■ Short task
Tally the lines below that contain "name". The number is the whole answer.
---------- Given entries
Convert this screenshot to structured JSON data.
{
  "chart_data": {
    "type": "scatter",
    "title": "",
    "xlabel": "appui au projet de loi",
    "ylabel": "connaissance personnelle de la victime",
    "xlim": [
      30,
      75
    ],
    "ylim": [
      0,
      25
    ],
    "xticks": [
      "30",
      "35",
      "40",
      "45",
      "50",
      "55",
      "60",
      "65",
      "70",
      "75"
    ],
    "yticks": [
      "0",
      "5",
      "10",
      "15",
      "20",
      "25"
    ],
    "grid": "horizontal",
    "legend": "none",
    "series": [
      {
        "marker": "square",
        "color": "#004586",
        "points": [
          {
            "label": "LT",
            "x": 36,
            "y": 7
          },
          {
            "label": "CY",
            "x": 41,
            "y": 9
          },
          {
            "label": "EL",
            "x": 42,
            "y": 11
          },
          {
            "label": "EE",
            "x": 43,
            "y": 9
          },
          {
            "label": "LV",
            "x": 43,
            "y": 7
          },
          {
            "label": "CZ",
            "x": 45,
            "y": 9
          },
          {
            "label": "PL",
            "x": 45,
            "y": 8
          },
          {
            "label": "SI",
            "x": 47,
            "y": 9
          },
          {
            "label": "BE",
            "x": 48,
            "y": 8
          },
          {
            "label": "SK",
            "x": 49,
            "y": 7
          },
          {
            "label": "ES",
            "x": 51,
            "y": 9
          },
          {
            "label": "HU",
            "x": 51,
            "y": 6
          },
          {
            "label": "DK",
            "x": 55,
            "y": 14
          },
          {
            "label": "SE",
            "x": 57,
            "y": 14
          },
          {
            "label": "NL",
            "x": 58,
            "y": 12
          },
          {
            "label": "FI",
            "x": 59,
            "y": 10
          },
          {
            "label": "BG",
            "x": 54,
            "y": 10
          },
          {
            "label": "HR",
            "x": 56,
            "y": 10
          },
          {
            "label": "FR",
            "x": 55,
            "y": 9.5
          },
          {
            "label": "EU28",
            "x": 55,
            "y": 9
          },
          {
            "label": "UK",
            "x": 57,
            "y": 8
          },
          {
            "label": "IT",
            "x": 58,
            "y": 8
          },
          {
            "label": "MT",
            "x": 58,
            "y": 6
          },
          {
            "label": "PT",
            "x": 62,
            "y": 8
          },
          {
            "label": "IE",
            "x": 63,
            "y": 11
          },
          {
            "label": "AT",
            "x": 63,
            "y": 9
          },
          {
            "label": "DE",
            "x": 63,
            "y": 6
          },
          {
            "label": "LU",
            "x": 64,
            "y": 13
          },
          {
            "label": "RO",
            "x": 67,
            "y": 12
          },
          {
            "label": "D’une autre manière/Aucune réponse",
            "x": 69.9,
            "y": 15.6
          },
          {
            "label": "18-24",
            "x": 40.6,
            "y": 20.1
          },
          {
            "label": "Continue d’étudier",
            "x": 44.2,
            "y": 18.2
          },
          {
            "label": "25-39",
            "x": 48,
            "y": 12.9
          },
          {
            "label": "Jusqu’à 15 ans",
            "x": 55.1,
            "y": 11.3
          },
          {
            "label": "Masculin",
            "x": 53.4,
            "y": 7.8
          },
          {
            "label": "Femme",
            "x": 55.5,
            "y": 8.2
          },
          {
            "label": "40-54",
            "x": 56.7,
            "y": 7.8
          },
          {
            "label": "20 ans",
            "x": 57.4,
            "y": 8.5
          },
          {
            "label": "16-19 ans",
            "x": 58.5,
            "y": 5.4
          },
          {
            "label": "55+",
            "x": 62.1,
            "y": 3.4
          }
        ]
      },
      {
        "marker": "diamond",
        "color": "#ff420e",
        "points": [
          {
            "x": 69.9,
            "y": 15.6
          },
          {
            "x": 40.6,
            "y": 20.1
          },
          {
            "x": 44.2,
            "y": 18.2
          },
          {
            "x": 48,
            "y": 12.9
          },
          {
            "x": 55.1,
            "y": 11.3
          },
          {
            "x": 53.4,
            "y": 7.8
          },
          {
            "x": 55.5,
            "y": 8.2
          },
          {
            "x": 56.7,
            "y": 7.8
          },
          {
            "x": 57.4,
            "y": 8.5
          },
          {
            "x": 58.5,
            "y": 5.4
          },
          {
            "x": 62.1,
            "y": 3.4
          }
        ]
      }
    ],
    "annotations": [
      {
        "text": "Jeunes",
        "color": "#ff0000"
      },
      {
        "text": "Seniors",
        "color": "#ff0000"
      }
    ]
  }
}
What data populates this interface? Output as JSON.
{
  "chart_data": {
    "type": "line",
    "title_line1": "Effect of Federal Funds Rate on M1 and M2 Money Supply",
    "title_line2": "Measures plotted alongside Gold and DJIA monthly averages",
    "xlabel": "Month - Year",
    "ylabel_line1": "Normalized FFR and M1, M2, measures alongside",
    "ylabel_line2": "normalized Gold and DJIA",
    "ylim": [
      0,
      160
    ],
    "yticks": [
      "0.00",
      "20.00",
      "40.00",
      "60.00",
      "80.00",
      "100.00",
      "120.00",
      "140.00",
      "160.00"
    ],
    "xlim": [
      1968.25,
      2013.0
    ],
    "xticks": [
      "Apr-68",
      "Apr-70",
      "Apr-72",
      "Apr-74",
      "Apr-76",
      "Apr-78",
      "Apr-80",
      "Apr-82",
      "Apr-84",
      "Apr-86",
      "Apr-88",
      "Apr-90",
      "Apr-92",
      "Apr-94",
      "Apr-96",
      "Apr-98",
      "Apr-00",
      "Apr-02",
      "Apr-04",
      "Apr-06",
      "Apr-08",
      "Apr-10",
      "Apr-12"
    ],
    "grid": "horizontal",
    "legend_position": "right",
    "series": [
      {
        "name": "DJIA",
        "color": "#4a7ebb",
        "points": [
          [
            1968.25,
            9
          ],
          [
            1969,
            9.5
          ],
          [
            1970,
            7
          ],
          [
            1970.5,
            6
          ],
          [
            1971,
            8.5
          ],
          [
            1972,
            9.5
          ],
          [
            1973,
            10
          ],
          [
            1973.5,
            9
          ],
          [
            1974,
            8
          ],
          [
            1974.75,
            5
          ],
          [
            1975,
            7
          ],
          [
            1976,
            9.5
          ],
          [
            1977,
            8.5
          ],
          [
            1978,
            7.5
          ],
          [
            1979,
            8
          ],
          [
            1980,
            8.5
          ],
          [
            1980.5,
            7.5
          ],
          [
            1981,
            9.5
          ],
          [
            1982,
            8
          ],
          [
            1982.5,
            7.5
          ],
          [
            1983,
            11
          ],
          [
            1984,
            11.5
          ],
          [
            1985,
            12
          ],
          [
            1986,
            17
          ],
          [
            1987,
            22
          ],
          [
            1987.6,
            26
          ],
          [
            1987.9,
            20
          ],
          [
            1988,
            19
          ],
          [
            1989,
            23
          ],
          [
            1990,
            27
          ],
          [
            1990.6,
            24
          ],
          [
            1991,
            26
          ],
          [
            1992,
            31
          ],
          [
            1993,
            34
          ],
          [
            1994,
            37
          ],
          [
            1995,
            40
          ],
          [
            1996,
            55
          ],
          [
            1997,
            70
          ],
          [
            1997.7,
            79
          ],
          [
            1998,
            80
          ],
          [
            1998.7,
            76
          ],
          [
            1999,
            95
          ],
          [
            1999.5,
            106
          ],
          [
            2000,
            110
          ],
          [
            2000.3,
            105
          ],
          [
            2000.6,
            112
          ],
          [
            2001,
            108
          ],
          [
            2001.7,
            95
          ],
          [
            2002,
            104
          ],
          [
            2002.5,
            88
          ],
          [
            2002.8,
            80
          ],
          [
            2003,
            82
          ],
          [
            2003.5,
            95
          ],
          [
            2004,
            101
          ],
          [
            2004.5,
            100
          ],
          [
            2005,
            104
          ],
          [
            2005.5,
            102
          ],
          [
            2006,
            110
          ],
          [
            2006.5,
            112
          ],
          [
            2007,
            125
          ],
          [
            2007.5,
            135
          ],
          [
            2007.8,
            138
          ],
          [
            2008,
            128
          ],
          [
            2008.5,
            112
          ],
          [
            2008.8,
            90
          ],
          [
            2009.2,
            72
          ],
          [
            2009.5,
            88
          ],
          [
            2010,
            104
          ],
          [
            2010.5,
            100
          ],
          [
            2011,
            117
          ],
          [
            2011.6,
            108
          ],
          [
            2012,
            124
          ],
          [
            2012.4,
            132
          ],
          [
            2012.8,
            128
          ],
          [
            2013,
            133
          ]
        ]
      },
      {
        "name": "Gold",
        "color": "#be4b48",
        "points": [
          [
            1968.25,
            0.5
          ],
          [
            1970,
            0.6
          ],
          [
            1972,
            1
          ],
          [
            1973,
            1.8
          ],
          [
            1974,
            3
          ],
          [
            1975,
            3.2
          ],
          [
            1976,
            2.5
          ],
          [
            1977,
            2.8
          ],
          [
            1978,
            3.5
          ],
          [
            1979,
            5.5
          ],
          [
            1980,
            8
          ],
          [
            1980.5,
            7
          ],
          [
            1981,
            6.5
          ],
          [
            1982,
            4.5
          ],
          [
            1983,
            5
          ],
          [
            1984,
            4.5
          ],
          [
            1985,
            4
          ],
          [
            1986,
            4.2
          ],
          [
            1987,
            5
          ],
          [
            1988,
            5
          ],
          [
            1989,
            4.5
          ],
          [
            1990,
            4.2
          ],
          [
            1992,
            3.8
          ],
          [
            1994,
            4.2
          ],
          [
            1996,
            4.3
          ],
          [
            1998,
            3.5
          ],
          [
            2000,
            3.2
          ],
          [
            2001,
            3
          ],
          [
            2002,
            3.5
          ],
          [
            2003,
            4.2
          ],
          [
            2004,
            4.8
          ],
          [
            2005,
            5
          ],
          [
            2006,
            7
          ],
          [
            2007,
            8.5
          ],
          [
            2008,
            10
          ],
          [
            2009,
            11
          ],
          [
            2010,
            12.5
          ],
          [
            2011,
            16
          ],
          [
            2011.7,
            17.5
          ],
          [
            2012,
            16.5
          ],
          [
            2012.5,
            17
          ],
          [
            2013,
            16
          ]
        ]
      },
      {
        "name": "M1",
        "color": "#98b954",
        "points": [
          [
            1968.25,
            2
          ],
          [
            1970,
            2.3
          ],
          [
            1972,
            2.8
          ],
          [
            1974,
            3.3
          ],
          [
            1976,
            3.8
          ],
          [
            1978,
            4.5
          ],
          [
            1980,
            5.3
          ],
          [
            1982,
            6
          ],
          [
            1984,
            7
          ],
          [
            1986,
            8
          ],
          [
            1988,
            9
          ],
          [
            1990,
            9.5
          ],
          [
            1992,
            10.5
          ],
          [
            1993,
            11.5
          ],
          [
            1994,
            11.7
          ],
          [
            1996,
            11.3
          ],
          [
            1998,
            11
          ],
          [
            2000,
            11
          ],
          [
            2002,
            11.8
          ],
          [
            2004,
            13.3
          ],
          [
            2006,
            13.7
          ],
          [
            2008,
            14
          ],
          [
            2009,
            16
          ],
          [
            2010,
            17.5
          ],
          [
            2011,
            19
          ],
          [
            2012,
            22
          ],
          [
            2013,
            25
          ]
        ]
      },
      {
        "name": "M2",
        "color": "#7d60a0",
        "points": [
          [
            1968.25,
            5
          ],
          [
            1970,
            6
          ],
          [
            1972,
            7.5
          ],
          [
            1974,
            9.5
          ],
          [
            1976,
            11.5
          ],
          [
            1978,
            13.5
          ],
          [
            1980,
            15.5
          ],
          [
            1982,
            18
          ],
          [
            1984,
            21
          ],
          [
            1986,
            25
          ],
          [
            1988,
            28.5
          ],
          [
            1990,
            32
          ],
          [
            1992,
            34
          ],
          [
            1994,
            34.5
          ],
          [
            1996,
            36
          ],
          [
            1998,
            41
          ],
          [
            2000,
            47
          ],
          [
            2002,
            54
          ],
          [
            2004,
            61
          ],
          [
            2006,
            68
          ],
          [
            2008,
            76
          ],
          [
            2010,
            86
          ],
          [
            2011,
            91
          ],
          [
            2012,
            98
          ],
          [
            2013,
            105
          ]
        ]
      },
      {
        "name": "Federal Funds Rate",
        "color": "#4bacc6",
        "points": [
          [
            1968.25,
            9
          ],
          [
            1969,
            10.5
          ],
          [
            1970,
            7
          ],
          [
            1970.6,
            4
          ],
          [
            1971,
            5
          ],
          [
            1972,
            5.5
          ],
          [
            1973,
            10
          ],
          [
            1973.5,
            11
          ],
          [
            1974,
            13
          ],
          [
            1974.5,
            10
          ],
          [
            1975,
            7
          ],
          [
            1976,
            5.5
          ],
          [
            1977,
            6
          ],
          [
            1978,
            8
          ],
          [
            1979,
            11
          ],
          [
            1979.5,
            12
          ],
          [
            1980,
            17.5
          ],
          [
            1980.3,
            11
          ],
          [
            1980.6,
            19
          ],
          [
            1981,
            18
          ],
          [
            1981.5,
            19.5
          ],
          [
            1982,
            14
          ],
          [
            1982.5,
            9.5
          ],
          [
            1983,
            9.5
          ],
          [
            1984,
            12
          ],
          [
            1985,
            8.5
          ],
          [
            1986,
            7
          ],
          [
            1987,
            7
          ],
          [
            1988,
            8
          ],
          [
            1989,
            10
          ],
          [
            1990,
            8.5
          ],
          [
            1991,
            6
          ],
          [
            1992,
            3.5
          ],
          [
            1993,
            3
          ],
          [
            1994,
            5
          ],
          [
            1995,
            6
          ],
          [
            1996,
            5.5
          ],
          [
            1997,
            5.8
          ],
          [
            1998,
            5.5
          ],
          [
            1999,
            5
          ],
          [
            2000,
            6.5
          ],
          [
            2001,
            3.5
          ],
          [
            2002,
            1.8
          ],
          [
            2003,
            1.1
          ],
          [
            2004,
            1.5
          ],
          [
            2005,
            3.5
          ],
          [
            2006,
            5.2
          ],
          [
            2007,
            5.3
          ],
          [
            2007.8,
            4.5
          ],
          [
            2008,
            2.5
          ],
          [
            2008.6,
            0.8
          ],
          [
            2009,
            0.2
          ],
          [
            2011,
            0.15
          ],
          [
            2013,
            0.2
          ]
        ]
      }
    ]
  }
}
--------------------
■ Response to this exercise
5